(Selected extract)
┄┄┄┄┄┄┄┄┄┄┄┄┄┄┄┄┄┄┄┄
10) OUTKAST – The Way You Move

Hmm. It appears to be OK for Radio 1 to play ‘nigga’ in the daytime now. The intro to this is very good, but then Big Boi starts rapping. He has got a very dull voice, hasn’t he? It’s all quite disjointed—the chorus is very nice, with Sleepy Brown cooing over the horns, but then it’s back to the verses and Big Boi mumbles about something over a bassline and nothing else, and that’s just rubbish, really—there’s nothing to grab the attention. The man can definitely adjust his lapels, though, I’ll give him that.

9) KANYE WEST – Through The Wire

Is it just my philistine nature here, or is this not all that different from ‘Reigns’, Ja Rule’s notably dire single from a few months ago? I mean, Kanye’s got a better voice and flow and lyrics than Ja Rule, but this is because Ja Rule is The Ultimate Plonker. Kanye West is not a plonker—he’s producing everyone nowadays and he’s on two of the singles in the top 10 this week—but he’s not really that interesting either. He goes on about his jaw being wired and how he’s doing this with his jaw wired, and yes, well done, but did you actually have to specifically record a song about your jaw being wired just to show you can? Is that not just showing off? Also— “they say I got bloodclots but I’m not Jamaican” isn’t anything like as good a line as he thinks it is. I don’t hate Kanye West, but I’ve no idea what there is to love about him either.

8) ATOMIC KITTEN – Someone Like Me (NEW ENTRY)

Their ‘farewell single’. A piano tinkles quietly. “Let your emotions run free/With someone like me/That’s the way it should be/Someone like me.” It’s over in two minutes. Jenny’s going to make dance music, Liz is going to try and be ‘the British Delta Goodrem’. Though they are gone, the wrongness lives on.

7) BRITNEY SPEARS – Toxic

Phwee-nerr wee-nerr…

6) BLUE – Breathe Easy

Nerr.

5) ANASTACIA – Left Outside Alone

It is her best single ever. But why did it have to be sung by her, for fuck’s sakes? I mean, the intro’s great, the spoken-word bit wonderful, but she’s glaoowauw-ing all over the place… I can’t do it, I just can’t get past it. There’s no way that I can bring myself to like how she sings it, it’s too straight, too obvious, too by-the-book… I don’t believe in it. Which does piss me off, really it does.

4) DJ CASPER – Cha-Cha Slide

The instructions make no sense at all. Fuck it. “Five stomps this time!” does actually feature five stomping noises. Fantastic.

3) TWISTA ft. KANYE WEST & JAMIE FOXX – Slow Jamz (NEW ENTRY)
┄┄┄┄┄┄┄┄┄┄┄┄┄┄┄┄┄┄┄┄
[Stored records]
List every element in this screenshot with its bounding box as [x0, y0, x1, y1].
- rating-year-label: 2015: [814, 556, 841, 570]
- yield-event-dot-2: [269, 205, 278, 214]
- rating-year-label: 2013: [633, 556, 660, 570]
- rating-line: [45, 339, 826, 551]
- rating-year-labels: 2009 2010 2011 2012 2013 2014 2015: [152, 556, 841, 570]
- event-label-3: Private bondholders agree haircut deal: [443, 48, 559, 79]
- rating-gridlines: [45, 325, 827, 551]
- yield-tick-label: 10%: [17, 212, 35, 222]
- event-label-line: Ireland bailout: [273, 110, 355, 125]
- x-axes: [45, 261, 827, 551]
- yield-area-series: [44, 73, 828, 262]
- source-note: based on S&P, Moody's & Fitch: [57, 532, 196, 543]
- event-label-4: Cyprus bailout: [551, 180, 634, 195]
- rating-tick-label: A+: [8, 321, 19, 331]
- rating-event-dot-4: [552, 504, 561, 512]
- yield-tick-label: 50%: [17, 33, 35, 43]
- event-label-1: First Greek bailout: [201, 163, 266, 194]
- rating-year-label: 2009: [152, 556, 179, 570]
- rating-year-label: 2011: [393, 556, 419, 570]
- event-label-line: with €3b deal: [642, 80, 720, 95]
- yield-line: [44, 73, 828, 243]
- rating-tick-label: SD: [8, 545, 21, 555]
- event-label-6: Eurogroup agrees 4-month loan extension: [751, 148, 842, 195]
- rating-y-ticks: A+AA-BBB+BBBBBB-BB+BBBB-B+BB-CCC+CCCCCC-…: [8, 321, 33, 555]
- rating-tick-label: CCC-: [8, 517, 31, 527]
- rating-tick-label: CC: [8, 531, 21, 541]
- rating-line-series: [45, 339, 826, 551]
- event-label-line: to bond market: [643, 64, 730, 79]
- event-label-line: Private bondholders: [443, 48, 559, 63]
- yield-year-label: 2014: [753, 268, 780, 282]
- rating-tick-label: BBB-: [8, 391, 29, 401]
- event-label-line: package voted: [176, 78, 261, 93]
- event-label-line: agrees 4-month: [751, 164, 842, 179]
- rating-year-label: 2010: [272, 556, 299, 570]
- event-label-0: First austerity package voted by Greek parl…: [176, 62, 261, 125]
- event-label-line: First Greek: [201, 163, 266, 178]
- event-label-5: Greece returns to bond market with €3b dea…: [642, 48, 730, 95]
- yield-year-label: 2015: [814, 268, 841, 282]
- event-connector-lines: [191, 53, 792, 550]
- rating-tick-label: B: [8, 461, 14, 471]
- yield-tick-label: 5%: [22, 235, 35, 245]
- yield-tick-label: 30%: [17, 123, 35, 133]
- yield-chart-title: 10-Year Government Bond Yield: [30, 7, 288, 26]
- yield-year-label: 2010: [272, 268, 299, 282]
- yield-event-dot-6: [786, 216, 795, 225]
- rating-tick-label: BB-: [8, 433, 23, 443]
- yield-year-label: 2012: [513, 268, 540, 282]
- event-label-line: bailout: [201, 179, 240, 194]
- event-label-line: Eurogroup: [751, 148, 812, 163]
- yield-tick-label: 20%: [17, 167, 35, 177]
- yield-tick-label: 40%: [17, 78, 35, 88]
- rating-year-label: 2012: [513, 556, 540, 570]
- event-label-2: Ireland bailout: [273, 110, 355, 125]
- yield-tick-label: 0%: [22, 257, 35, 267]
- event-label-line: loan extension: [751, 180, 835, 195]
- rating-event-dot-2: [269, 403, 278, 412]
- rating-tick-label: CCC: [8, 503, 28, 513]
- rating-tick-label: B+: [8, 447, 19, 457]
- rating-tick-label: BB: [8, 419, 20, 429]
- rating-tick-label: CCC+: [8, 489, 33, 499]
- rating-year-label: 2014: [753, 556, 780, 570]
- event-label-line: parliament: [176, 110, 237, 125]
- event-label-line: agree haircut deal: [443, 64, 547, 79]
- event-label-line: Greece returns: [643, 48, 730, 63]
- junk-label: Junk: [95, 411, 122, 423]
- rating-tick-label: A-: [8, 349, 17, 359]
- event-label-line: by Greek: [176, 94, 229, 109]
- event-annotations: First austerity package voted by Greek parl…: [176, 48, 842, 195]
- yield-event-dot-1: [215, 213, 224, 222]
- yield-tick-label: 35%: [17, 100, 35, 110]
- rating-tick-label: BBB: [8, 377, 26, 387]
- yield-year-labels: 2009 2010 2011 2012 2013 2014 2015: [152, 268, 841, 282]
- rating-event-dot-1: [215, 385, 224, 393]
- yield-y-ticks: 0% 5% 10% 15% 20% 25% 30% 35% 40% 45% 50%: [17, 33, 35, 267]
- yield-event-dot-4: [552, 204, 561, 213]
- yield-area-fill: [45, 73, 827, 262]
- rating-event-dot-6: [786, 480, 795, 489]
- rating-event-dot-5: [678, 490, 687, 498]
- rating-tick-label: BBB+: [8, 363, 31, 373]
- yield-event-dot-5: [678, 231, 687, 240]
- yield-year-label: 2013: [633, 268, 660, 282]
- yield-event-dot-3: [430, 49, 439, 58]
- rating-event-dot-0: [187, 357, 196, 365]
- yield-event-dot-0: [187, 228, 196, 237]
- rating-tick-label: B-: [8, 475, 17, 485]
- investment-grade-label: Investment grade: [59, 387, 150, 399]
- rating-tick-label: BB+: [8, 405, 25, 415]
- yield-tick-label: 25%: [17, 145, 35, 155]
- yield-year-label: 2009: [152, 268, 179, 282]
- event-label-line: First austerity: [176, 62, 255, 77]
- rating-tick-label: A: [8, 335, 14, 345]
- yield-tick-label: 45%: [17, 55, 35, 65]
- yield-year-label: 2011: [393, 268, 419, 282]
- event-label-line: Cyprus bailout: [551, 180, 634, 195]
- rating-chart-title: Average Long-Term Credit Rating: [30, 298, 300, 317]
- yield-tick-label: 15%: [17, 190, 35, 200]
┄┄┄┄┄┄┄┄┄┄┄┄┄┄┄┄┄┄┄┄
(Work order 1)
Please copy, word for word, everything in the chart review from "6) BLUE – Breathe" down to "Jamz (NEW ENTRY)".
(Work order 2)
In the chart review, what keeps the writer from liking "Left Outside Alone" even though it is called her best single? Answer in one to three sentences.

(Problem solution 1)
6) BLUE – Breathe Easy

Nerr.

5) ANASTACIA – Left Outside Alone

It is her best single ever. But why did it have to be sung by her, for fuck’s sakes? I mean, the intro’s great, the spoken-word bit wonderful, but she’s glaoowauw-ing all over the place… I can’t do it, I just can’t get past it. There’s no way that I can bring myself to like how she sings it, it’s too straight, too obvious, too by-the-book… I don’t believe in it. Which does piss me off, really it does.

4) DJ CASPER – Cha-Cha Slide

The instructions make no sense at all. Fuck it. “Five stomps this time!” does actually feature five stomping noises. Fantastic.

3) TWISTA ft. KANYE WEST & JAMIE FOXX – Slow Jamz (NEW ENTRY)

(Problem solution 2)
The trouble is the way Anastacia sings it. The writer says she is "glaoowauw-ing all over the place" and calls her delivery too straight, too obvious and too by-the-book. The writer can't get past it and doesn't believe in it.